# [Data to use]
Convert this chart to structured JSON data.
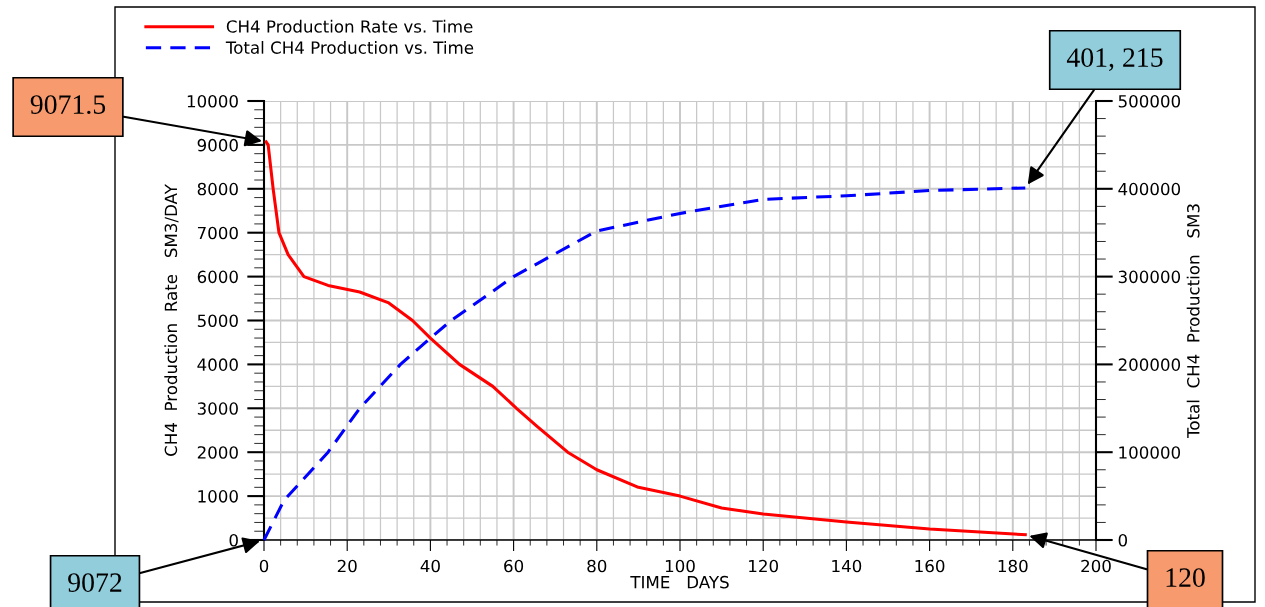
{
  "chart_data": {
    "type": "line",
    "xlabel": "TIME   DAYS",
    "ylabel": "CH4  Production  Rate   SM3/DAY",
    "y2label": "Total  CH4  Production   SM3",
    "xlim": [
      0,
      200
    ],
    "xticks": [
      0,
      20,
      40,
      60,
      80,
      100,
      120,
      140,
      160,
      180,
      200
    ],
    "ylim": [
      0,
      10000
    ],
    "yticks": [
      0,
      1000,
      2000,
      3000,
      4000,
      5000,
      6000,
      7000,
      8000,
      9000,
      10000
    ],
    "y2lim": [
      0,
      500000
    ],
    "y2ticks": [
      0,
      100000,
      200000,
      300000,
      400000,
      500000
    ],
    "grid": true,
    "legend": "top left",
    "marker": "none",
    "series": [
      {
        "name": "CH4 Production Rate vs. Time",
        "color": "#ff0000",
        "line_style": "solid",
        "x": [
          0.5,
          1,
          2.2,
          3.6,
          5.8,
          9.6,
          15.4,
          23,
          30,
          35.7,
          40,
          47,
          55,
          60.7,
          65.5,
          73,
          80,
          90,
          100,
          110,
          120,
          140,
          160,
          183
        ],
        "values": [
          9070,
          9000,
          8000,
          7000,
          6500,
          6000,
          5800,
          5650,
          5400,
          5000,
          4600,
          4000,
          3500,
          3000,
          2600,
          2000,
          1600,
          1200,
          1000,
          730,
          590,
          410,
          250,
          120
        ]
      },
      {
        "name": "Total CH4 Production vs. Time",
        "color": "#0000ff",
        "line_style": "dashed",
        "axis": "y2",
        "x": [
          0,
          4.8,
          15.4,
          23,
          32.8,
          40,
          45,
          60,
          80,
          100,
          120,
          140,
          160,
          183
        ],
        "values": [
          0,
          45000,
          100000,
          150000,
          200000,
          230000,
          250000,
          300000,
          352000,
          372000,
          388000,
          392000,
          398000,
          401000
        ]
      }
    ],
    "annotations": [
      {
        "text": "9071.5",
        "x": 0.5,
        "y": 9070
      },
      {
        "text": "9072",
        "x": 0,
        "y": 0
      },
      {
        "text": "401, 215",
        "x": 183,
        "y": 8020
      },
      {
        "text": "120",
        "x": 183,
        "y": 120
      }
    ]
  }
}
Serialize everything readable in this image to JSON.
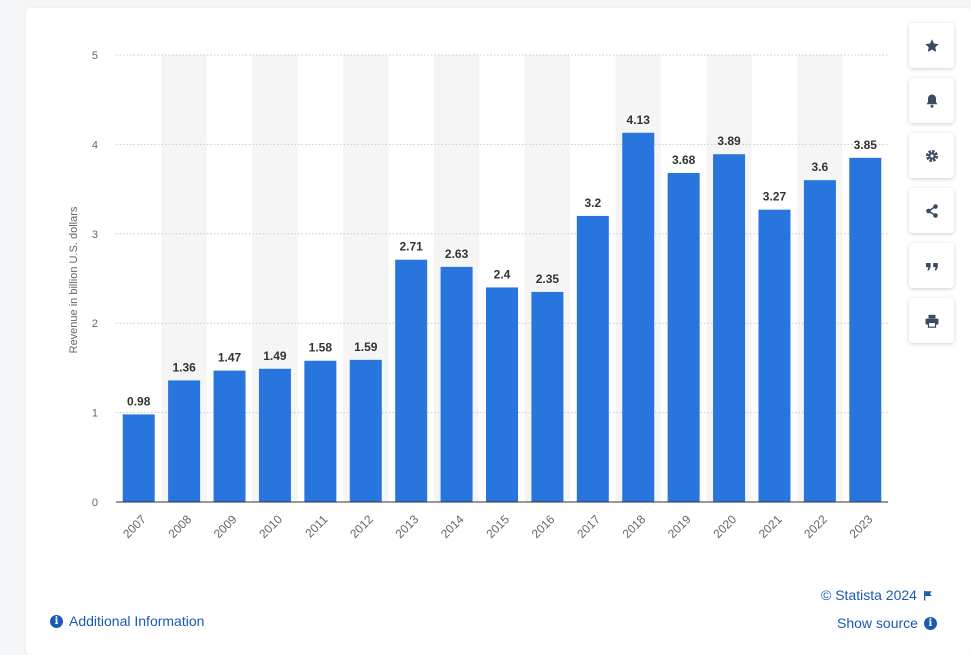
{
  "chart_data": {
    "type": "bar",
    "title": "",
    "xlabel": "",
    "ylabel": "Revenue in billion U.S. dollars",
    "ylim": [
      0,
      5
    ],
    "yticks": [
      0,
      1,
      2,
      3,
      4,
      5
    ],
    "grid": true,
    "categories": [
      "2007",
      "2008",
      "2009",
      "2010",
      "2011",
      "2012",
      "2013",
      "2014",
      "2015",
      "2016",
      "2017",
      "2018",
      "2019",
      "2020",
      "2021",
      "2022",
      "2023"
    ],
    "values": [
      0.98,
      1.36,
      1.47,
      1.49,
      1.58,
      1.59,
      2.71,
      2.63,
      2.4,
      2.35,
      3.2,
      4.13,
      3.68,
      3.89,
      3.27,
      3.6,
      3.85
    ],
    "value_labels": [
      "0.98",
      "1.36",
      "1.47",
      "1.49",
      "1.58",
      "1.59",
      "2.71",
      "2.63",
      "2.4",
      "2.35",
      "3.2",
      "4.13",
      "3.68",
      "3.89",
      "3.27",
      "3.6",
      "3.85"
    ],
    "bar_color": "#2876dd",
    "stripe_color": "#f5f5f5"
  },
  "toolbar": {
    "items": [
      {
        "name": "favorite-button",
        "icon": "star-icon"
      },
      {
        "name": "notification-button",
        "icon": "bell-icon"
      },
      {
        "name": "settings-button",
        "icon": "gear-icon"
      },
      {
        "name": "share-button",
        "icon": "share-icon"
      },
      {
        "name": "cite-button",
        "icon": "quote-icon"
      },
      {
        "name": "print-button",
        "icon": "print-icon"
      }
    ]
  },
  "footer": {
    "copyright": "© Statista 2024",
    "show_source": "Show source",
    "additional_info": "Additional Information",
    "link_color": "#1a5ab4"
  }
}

# [Problem description]
Pick every line with "Total" in it and copy it.

# [Exercise result]
    "y2label": "Total  CH4  Production   SM3",
        "name": "Total CH4 Production vs. Time",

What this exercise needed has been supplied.